** Begin **

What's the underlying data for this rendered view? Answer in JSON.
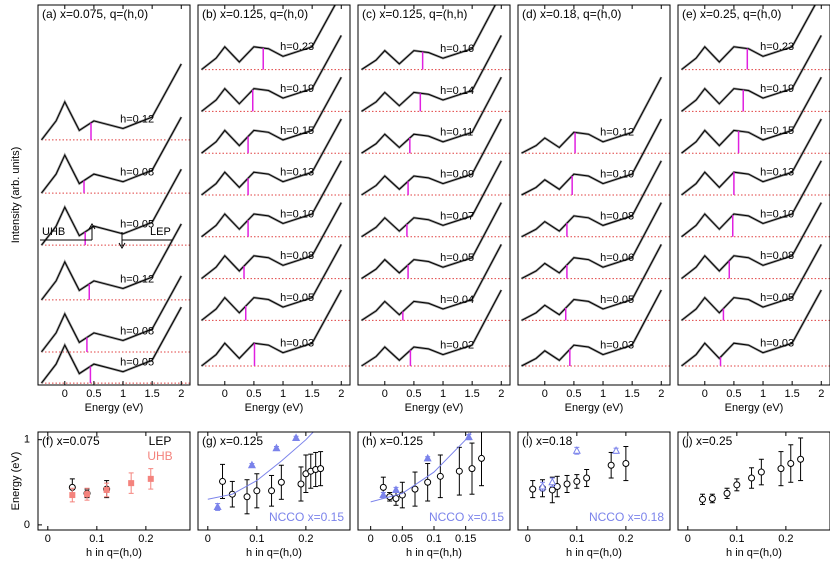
{
  "chart_data": [
    {
      "type": "line",
      "title": "(a) x=0.075, q=(h,0)",
      "xlabel": "Energy (eV)",
      "ylabel": "Intensity (arb. units)",
      "xlim": [
        -0.46,
        2.15
      ],
      "ylim": [
        0,
        10
      ],
      "xticks": [
        0,
        0.5,
        1,
        1.5,
        2
      ],
      "x": [
        -0.4,
        -0.15,
        0,
        0.25,
        0.5,
        0.75,
        1,
        1.5,
        2
      ],
      "annotations": [
        "UHB",
        "LEP"
      ],
      "series": [
        {
          "name": "h=0.12",
          "color": "#000000",
          "lep": 0.45,
          "values": [
            6.45,
            6.95,
            7.45,
            6.7,
            6.95,
            6.85,
            6.75,
            7.05,
            8.45
          ]
        },
        {
          "name": "h=0.08",
          "color": "#000000",
          "lep": 0.33,
          "values": [
            5.05,
            5.55,
            6.05,
            5.3,
            5.55,
            5.45,
            5.35,
            5.65,
            7.05
          ]
        },
        {
          "name": "h=0.05",
          "color": "#000000",
          "lep": 0.35,
          "values": [
            3.68,
            4.18,
            4.68,
            3.93,
            4.18,
            4.08,
            3.98,
            4.28,
            5.68
          ]
        },
        {
          "name": "h=0.12",
          "color": "#000000",
          "lep": 0.42,
          "values": [
            2.24,
            2.74,
            3.24,
            2.49,
            2.74,
            2.64,
            2.54,
            2.84,
            4.24
          ]
        },
        {
          "name": "h=0.08",
          "color": "#000000",
          "lep": 0.38,
          "values": [
            0.87,
            1.37,
            1.87,
            1.12,
            1.37,
            1.27,
            1.17,
            1.47,
            2.87
          ]
        },
        {
          "name": "h=0.05",
          "color": "#000000",
          "lep": 0.44,
          "values": [
            0.05,
            0.55,
            1.05,
            0.3,
            0.55,
            0.45,
            0.35,
            0.65,
            2.05
          ]
        }
      ]
    },
    {
      "type": "line",
      "title": "(b) x=0.125, q=(h,0)",
      "xlabel": "Energy (eV)",
      "xlim": [
        -0.46,
        2.15
      ],
      "ylim": [
        0,
        10
      ],
      "xticks": [
        0,
        0.5,
        1,
        1.5,
        2
      ],
      "x": [
        -0.4,
        -0.15,
        0,
        0.25,
        0.5,
        0.75,
        1,
        1.5,
        2
      ],
      "series": [
        {
          "name": "h=0.23",
          "color": "#000000",
          "lep": 0.66,
          "values": [
            8.3,
            8.6,
            8.9,
            8.5,
            8.9,
            8.85,
            8.65,
            8.9,
            10.3
          ]
        },
        {
          "name": "h=0.19",
          "color": "#000000",
          "lep": 0.48,
          "values": [
            7.2,
            7.5,
            7.8,
            7.4,
            7.8,
            7.75,
            7.55,
            7.8,
            9.2
          ]
        },
        {
          "name": "h=0.15",
          "color": "#000000",
          "lep": 0.4,
          "values": [
            6.1,
            6.4,
            6.7,
            6.3,
            6.7,
            6.65,
            6.45,
            6.7,
            8.1
          ]
        },
        {
          "name": "h=0.13",
          "color": "#000000",
          "lep": 0.4,
          "values": [
            5.0,
            5.3,
            5.6,
            5.2,
            5.6,
            5.55,
            5.35,
            5.6,
            7.0
          ]
        },
        {
          "name": "h=0.10",
          "color": "#000000",
          "lep": 0.4,
          "values": [
            3.9,
            4.2,
            4.5,
            4.1,
            4.5,
            4.45,
            4.25,
            4.5,
            5.9
          ]
        },
        {
          "name": "h=0.08",
          "color": "#000000",
          "lep": 0.33,
          "values": [
            2.8,
            3.1,
            3.4,
            3.0,
            3.4,
            3.35,
            3.15,
            3.4,
            4.8
          ]
        },
        {
          "name": "h=0.05",
          "color": "#000000",
          "lep": 0.36,
          "values": [
            1.7,
            2.0,
            2.3,
            1.9,
            2.3,
            2.25,
            2.05,
            2.3,
            3.7
          ]
        },
        {
          "name": "h=0.03",
          "color": "#000000",
          "lep": 0.51,
          "values": [
            0.5,
            0.8,
            1.1,
            0.7,
            1.1,
            1.05,
            0.85,
            1.1,
            2.5
          ]
        }
      ]
    },
    {
      "type": "line",
      "title": "(c) x=0.125, q=(h,h)",
      "xlabel": "Energy (eV)",
      "xlim": [
        -0.46,
        2.15
      ],
      "ylim": [
        0,
        10
      ],
      "xticks": [
        0,
        0.5,
        1,
        1.5,
        2
      ],
      "x": [
        -0.4,
        -0.15,
        0,
        0.25,
        0.5,
        0.75,
        1,
        1.5,
        2
      ],
      "series": [
        {
          "name": "h=0.16",
          "color": "#000000",
          "lep": 0.65,
          "values": [
            8.3,
            8.55,
            8.8,
            8.45,
            8.8,
            8.75,
            8.6,
            8.85,
            10.3
          ]
        },
        {
          "name": "h=0.14",
          "color": "#000000",
          "lep": 0.61,
          "values": [
            7.2,
            7.45,
            7.7,
            7.35,
            7.7,
            7.65,
            7.5,
            7.75,
            9.2
          ]
        },
        {
          "name": "h=0.11",
          "color": "#000000",
          "lep": 0.43,
          "values": [
            6.1,
            6.35,
            6.6,
            6.25,
            6.6,
            6.55,
            6.4,
            6.65,
            8.1
          ]
        },
        {
          "name": "h=0.09",
          "color": "#000000",
          "lep": 0.4,
          "values": [
            5.0,
            5.25,
            5.5,
            5.15,
            5.5,
            5.45,
            5.3,
            5.55,
            7.0
          ]
        },
        {
          "name": "h=0.07",
          "color": "#000000",
          "lep": 0.38,
          "values": [
            3.9,
            4.15,
            4.4,
            4.05,
            4.4,
            4.35,
            4.2,
            4.45,
            5.9
          ]
        },
        {
          "name": "h=0.05",
          "color": "#000000",
          "lep": 0.4,
          "values": [
            2.8,
            3.05,
            3.3,
            2.95,
            3.3,
            3.25,
            3.1,
            3.35,
            4.8
          ]
        },
        {
          "name": "h=0.04",
          "color": "#000000",
          "lep": 0.31,
          "values": [
            1.7,
            1.95,
            2.2,
            1.85,
            2.2,
            2.15,
            2.0,
            2.25,
            3.7
          ]
        },
        {
          "name": "h=0.02",
          "color": "#000000",
          "lep": 0.44,
          "values": [
            0.5,
            0.75,
            1.0,
            0.65,
            1.0,
            0.95,
            0.8,
            1.05,
            2.5
          ]
        }
      ]
    },
    {
      "type": "line",
      "title": "(d) x=0.18, q=(h,0)",
      "xlabel": "Energy (eV)",
      "xlim": [
        -0.46,
        2.15
      ],
      "ylim": [
        0,
        10
      ],
      "xticks": [
        0,
        0.5,
        1,
        1.5,
        2
      ],
      "x": [
        -0.4,
        -0.15,
        0,
        0.25,
        0.5,
        0.75,
        1,
        1.5,
        2
      ],
      "series": [
        {
          "name": "h=0.12",
          "color": "#000000",
          "lep": 0.52,
          "values": [
            6.1,
            6.3,
            6.5,
            6.25,
            6.65,
            6.6,
            6.4,
            6.65,
            8.1
          ]
        },
        {
          "name": "h=0.10",
          "color": "#000000",
          "lep": 0.47,
          "values": [
            5.0,
            5.2,
            5.4,
            5.15,
            5.55,
            5.5,
            5.3,
            5.55,
            7.0
          ]
        },
        {
          "name": "h=0.08",
          "color": "#000000",
          "lep": 0.38,
          "values": [
            3.9,
            4.1,
            4.3,
            4.05,
            4.45,
            4.4,
            4.2,
            4.45,
            5.9
          ]
        },
        {
          "name": "h=0.06",
          "color": "#000000",
          "lep": 0.38,
          "values": [
            2.8,
            3.0,
            3.2,
            2.95,
            3.35,
            3.3,
            3.1,
            3.35,
            4.8
          ]
        },
        {
          "name": "h=0.05",
          "color": "#000000",
          "lep": 0.36,
          "values": [
            1.7,
            1.9,
            2.1,
            1.85,
            2.25,
            2.2,
            2.0,
            2.25,
            3.7
          ]
        },
        {
          "name": "h=0.03",
          "color": "#000000",
          "lep": 0.43,
          "values": [
            0.5,
            0.7,
            0.9,
            0.65,
            1.05,
            1.0,
            0.8,
            1.05,
            2.5
          ]
        }
      ]
    },
    {
      "type": "line",
      "title": "(e) x=0.25, q=(h,0)",
      "xlabel": "Energy (eV)",
      "xlim": [
        -0.46,
        2.15
      ],
      "ylim": [
        0,
        10
      ],
      "xticks": [
        0,
        0.5,
        1,
        1.5,
        2
      ],
      "x": [
        -0.4,
        -0.15,
        0,
        0.25,
        0.5,
        0.75,
        1,
        1.5,
        2
      ],
      "series": [
        {
          "name": "h=0.23",
          "color": "#000000",
          "lep": 0.73,
          "values": [
            8.3,
            8.6,
            8.9,
            8.5,
            8.9,
            8.85,
            8.65,
            8.9,
            10.3
          ]
        },
        {
          "name": "h=0.19",
          "color": "#000000",
          "lep": 0.66,
          "values": [
            7.2,
            7.5,
            7.8,
            7.4,
            7.8,
            7.75,
            7.55,
            7.8,
            9.2
          ]
        },
        {
          "name": "h=0.15",
          "color": "#000000",
          "lep": 0.58,
          "values": [
            6.1,
            6.4,
            6.7,
            6.3,
            6.7,
            6.65,
            6.45,
            6.7,
            8.1
          ]
        },
        {
          "name": "h=0.13",
          "color": "#000000",
          "lep": 0.5,
          "values": [
            5.0,
            5.3,
            5.6,
            5.2,
            5.6,
            5.55,
            5.35,
            5.6,
            7.0
          ]
        },
        {
          "name": "h=0.10",
          "color": "#000000",
          "lep": 0.48,
          "values": [
            3.9,
            4.2,
            4.5,
            4.1,
            4.5,
            4.45,
            4.25,
            4.5,
            5.9
          ]
        },
        {
          "name": "h=0.08",
          "color": "#000000",
          "lep": 0.42,
          "values": [
            2.8,
            3.1,
            3.4,
            3.0,
            3.4,
            3.35,
            3.15,
            3.4,
            4.8
          ]
        },
        {
          "name": "h=0.05",
          "color": "#000000",
          "lep": 0.32,
          "values": [
            1.7,
            2.0,
            2.3,
            1.9,
            2.3,
            2.25,
            2.05,
            2.3,
            3.7
          ]
        },
        {
          "name": "h=0.03",
          "color": "#000000",
          "lep": 0.27,
          "values": [
            0.5,
            0.8,
            1.1,
            0.7,
            1.1,
            1.05,
            0.85,
            1.1,
            2.5
          ]
        }
      ]
    },
    {
      "type": "scatter",
      "title": "(f) x=0.075",
      "xlabel": "h in q=(h,0)",
      "ylabel": "Energy (eV)",
      "xlim": [
        -0.02,
        0.29
      ],
      "ylim": [
        -0.06,
        1.09
      ],
      "xticks": [
        0,
        0.1,
        0.2
      ],
      "yticks": [
        0,
        1
      ],
      "series": [
        {
          "name": "LEP",
          "color": "#000000",
          "marker": "circle",
          "x": [
            0.05,
            0.08,
            0.12
          ],
          "values": [
            0.44,
            0.37,
            0.42
          ],
          "errors": [
            0.1,
            0.05,
            0.1
          ]
        },
        {
          "name": "UHB",
          "color": "#f4837d",
          "marker": "square",
          "x": [
            0.05,
            0.08,
            0.12,
            0.17,
            0.21
          ],
          "values": [
            0.35,
            0.36,
            0.41,
            0.49,
            0.54
          ],
          "errors": [
            0.08,
            0.07,
            0.08,
            0.12,
            0.12
          ]
        }
      ]
    },
    {
      "type": "scatter",
      "title": "(g) x=0.125",
      "xlabel": "h in q=(h,0)",
      "xlim": [
        -0.02,
        0.29
      ],
      "ylim": [
        -0.06,
        1.09
      ],
      "xticks": [
        0,
        0.1,
        0.2
      ],
      "series": [
        {
          "color": "#000000",
          "marker": "circle",
          "x": [
            0.03,
            0.05,
            0.08,
            0.1,
            0.13,
            0.15,
            0.19,
            0.2,
            0.21,
            0.22,
            0.23
          ],
          "values": [
            0.51,
            0.36,
            0.33,
            0.4,
            0.4,
            0.5,
            0.48,
            0.6,
            0.63,
            0.65,
            0.66
          ],
          "errors": [
            0.2,
            0.15,
            0.2,
            0.2,
            0.18,
            0.2,
            0.2,
            0.22,
            0.2,
            0.2,
            0.2
          ]
        },
        {
          "name": "NCCO x=0.15",
          "color": "#7b83eb",
          "marker": "triangle",
          "x": [
            0.02,
            0.09,
            0.14,
            0.18
          ],
          "values": [
            0.21,
            0.7,
            0.9,
            1.02
          ],
          "errors": [
            0.04,
            0.02,
            0.02,
            0.02
          ],
          "fit_x": [
            0,
            0.05,
            0.1,
            0.15,
            0.2,
            0.25
          ],
          "fit_values": [
            0.3,
            0.36,
            0.52,
            0.75,
            1.0,
            1.3
          ]
        }
      ]
    },
    {
      "type": "scatter",
      "title": "(h) x=0.125",
      "xlabel": "h in q=(h,h)",
      "xlim": [
        -0.02,
        0.22
      ],
      "ylim": [
        -0.06,
        1.09
      ],
      "xticks": [
        0,
        0.05,
        0.1,
        0.15
      ],
      "series": [
        {
          "color": "#000000",
          "marker": "circle",
          "x": [
            0.02,
            0.03,
            0.04,
            0.05,
            0.07,
            0.09,
            0.11,
            0.14,
            0.16,
            0.175
          ],
          "values": [
            0.44,
            0.33,
            0.31,
            0.35,
            0.42,
            0.5,
            0.57,
            0.63,
            0.66,
            0.78
          ],
          "errors": [
            0.12,
            0.05,
            0.08,
            0.15,
            0.2,
            0.22,
            0.25,
            0.28,
            0.3,
            0.32
          ]
        },
        {
          "name": "NCCO x=0.15",
          "color": "#7b83eb",
          "marker": "triangle",
          "x": [
            0.02,
            0.04,
            0.09,
            0.155
          ],
          "values": [
            0.35,
            0.41,
            0.78,
            1.03
          ],
          "errors": [
            0.03,
            0.03,
            0.02,
            0.03
          ],
          "fit_x": [
            0,
            0.05,
            0.1,
            0.15,
            0.2
          ],
          "fit_values": [
            0.27,
            0.37,
            0.62,
            1.0,
            1.5
          ]
        }
      ]
    },
    {
      "type": "scatter",
      "title": "(i) x=0.18",
      "xlabel": "h in q=(h,0)",
      "xlim": [
        -0.02,
        0.29
      ],
      "ylim": [
        -0.06,
        1.09
      ],
      "xticks": [
        0,
        0.1,
        0.2
      ],
      "series": [
        {
          "color": "#000000",
          "marker": "circle",
          "x": [
            0.01,
            0.03,
            0.05,
            0.06,
            0.08,
            0.1,
            0.12,
            0.17,
            0.2
          ],
          "values": [
            0.42,
            0.43,
            0.41,
            0.45,
            0.48,
            0.51,
            0.55,
            0.7,
            0.72
          ],
          "errors": [
            0.1,
            0.1,
            0.15,
            0.12,
            0.1,
            0.08,
            0.1,
            0.15,
            0.2
          ]
        },
        {
          "name": "NCCO x=0.18",
          "color": "#7b83eb",
          "marker": "open-triangle",
          "x": [
            0.03,
            0.05,
            0.1,
            0.18
          ],
          "values": [
            0.45,
            0.5,
            0.87,
            0.87
          ],
          "errors": [
            0.05,
            0.05,
            0.04,
            0.03
          ]
        }
      ]
    },
    {
      "type": "scatter",
      "title": "(j) x=0.25",
      "xlabel": "h in q=(h,0)",
      "xlim": [
        -0.02,
        0.29
      ],
      "ylim": [
        -0.06,
        1.09
      ],
      "xticks": [
        0,
        0.1,
        0.2
      ],
      "series": [
        {
          "color": "#000000",
          "marker": "circle",
          "x": [
            0.03,
            0.05,
            0.08,
            0.1,
            0.13,
            0.15,
            0.19,
            0.21,
            0.23
          ],
          "values": [
            0.3,
            0.31,
            0.37,
            0.47,
            0.55,
            0.62,
            0.66,
            0.72,
            0.77
          ],
          "errors": [
            0.06,
            0.05,
            0.06,
            0.07,
            0.12,
            0.15,
            0.2,
            0.22,
            0.25
          ]
        }
      ]
    }
  ]
}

** End **

Aim of the exercise: Look through the data and gather every line with the string "title" in it.

Exercise solution:
      "title": "(a) x=0.075, q=(h,0)",
      "title": "(b) x=0.125, q=(h,0)",
      "title": "(c) x=0.125, q=(h,h)",
      "title": "(d) x=0.18, q=(h,0)",
      "title": "(e) x=0.25, q=(h,0)",
      "title": "(f) x=0.075",
      "title": "(g) x=0.125",
      "title": "(h) x=0.125",
      "title": "(i) x=0.18",
      "title": "(j) x=0.25",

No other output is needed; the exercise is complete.